Problem to solve: Filter the entries below, keeping every line that has the word "investor".

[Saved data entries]
__________________________________________________
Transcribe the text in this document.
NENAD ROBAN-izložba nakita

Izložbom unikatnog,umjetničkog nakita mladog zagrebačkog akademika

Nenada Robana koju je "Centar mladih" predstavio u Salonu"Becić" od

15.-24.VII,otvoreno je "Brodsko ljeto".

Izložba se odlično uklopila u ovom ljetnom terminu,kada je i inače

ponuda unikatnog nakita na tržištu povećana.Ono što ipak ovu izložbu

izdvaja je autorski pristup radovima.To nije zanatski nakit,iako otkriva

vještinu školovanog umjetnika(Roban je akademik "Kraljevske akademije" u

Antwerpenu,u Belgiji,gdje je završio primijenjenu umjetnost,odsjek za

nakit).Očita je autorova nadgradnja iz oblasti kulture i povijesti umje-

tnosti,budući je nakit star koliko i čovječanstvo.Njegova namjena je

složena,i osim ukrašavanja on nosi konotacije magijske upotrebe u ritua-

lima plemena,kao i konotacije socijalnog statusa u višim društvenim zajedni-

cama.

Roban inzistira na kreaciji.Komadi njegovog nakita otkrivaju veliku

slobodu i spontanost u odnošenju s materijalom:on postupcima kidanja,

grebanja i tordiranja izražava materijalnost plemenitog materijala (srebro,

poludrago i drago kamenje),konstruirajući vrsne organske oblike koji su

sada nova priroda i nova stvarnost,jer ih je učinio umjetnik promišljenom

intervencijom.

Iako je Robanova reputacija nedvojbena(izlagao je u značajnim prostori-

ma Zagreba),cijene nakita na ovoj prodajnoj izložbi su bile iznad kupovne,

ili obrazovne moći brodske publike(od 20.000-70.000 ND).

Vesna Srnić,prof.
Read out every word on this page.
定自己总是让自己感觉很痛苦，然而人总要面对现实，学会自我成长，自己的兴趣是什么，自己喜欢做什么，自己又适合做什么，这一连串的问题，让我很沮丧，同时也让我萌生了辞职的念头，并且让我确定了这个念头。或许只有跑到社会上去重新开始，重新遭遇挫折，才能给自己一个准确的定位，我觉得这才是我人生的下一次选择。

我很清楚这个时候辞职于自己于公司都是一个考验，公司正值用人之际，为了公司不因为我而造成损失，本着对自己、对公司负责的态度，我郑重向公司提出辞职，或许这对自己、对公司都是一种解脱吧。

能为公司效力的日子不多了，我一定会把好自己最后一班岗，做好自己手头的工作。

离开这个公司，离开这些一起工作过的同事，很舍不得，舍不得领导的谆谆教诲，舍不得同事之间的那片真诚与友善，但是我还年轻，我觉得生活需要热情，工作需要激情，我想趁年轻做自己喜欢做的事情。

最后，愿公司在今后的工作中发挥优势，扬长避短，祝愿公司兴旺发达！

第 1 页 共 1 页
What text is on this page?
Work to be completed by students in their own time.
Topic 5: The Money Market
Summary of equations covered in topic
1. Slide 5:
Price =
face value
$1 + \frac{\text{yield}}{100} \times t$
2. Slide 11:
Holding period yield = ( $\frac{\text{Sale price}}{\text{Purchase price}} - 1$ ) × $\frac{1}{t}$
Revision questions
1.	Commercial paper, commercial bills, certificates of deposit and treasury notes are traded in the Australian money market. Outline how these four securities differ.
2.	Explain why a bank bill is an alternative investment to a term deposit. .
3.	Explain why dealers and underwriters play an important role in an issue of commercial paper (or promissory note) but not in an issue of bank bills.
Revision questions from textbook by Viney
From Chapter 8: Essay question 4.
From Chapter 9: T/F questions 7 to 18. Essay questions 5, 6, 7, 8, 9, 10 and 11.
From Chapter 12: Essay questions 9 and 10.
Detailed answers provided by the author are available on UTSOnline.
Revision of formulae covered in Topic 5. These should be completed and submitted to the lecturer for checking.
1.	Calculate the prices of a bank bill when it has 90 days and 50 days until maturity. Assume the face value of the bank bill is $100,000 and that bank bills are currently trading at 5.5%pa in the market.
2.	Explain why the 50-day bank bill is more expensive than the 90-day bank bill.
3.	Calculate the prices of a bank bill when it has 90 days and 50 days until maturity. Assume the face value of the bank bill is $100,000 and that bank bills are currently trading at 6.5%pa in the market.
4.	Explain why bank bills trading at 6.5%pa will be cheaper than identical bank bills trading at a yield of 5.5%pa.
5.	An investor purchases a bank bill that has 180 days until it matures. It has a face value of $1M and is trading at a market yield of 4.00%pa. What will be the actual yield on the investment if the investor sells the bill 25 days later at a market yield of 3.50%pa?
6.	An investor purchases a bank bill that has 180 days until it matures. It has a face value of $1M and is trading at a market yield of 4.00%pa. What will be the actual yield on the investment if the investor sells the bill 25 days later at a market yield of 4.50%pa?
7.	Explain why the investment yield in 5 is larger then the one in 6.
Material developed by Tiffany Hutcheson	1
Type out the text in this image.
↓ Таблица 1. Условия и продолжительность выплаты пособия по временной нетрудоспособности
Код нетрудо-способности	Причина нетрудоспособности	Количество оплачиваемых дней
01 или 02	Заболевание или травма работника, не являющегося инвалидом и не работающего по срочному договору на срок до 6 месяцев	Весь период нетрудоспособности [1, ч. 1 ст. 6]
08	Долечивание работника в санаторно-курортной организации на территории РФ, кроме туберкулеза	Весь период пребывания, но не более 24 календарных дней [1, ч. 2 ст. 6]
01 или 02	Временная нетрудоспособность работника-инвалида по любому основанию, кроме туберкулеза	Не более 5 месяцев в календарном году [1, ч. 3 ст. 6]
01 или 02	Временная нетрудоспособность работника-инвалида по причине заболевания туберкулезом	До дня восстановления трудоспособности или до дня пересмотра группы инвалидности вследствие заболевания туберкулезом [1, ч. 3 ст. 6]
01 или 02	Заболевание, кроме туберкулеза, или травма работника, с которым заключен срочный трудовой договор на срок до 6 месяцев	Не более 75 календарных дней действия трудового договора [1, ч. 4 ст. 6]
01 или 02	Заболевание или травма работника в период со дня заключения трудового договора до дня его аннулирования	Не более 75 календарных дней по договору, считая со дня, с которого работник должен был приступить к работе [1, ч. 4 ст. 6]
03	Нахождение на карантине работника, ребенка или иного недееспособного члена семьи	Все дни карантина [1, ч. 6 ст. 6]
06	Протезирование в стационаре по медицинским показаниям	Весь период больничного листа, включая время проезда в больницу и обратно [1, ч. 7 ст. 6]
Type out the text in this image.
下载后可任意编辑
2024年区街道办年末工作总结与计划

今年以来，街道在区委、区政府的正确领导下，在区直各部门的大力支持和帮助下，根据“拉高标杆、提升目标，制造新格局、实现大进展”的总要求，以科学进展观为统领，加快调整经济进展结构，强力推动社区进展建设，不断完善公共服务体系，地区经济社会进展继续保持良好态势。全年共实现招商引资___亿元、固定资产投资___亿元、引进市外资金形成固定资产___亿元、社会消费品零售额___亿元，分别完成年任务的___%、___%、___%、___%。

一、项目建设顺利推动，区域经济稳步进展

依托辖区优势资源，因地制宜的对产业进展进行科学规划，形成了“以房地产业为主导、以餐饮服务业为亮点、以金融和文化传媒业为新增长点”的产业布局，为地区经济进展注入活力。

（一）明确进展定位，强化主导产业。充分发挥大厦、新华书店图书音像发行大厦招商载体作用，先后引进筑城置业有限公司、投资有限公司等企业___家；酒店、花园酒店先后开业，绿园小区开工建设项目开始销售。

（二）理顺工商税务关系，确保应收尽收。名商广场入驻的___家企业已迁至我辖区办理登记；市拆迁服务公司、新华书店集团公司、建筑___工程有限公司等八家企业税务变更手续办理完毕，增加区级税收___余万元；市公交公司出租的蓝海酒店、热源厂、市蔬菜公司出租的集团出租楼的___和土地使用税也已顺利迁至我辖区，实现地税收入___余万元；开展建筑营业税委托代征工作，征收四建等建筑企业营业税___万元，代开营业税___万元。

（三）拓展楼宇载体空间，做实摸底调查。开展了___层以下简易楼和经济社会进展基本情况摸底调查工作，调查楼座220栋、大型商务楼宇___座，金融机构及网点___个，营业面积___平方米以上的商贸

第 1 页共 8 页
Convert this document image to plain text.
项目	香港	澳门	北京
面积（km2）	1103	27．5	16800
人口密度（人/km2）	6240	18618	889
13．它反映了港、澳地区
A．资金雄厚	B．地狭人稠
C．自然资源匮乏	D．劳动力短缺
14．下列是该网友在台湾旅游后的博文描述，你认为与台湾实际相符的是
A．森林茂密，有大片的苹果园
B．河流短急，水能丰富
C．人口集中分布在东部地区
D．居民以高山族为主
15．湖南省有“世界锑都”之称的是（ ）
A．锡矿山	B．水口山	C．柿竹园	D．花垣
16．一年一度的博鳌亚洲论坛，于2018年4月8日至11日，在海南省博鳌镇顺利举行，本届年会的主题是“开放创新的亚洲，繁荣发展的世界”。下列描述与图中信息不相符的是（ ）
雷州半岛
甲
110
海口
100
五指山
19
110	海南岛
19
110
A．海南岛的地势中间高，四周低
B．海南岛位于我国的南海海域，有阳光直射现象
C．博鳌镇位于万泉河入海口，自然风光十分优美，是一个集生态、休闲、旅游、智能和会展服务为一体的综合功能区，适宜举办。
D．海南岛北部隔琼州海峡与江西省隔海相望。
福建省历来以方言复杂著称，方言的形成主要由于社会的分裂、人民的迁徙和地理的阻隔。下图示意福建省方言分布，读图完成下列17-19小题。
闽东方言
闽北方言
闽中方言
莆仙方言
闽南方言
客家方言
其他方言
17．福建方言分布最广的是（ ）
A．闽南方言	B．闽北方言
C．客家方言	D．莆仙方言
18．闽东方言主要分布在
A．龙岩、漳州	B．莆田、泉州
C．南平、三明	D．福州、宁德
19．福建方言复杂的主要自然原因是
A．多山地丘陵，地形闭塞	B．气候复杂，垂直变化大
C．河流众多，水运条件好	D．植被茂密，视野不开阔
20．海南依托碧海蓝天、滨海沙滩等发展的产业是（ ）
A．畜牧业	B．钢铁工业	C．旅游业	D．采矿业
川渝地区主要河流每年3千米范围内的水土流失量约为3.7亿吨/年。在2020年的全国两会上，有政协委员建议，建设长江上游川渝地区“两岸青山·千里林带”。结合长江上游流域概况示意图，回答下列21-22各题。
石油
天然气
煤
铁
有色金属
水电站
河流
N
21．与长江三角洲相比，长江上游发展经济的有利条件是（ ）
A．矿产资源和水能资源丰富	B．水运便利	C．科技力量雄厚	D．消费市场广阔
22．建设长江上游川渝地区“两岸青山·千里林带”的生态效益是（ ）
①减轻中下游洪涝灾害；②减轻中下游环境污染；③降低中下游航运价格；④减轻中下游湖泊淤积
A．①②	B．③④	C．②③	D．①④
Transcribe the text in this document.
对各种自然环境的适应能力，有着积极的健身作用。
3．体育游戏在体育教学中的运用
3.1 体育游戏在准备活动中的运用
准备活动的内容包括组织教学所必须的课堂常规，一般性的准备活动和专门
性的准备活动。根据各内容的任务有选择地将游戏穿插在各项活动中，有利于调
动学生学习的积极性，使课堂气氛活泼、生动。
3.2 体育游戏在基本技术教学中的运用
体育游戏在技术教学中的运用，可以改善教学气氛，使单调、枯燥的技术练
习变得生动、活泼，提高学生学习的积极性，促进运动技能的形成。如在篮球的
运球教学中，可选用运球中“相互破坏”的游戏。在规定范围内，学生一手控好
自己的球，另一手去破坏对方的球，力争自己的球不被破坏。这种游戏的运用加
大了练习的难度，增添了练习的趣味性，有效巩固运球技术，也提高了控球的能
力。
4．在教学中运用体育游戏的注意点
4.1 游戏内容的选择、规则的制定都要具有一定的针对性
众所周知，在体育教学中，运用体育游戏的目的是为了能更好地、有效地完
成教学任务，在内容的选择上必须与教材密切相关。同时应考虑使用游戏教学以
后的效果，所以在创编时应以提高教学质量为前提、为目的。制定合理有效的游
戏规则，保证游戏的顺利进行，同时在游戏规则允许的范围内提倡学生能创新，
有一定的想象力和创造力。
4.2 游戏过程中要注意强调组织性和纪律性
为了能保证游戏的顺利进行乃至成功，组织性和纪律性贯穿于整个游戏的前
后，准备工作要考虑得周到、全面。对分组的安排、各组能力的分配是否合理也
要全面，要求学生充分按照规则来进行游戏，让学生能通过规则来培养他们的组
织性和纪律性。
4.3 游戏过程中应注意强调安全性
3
__________________________________________________
The answer:
5.	An investor purchases a bank bill that has 180 days until it matures. It has a face value of $1M and is trading at a market yield of 4.00%pa. What will be the actual yield on the investment if the investor sells the bill 25 days later at a market yield of 3.50%pa?
6.	An investor purchases a bank bill that has 180 days until it matures. It has a face value of $1M and is trading at a market yield of 4.00%pa. What will be the actual yield on the investment if the investor sells the bill 25 days later at a market yield of 4.50%pa?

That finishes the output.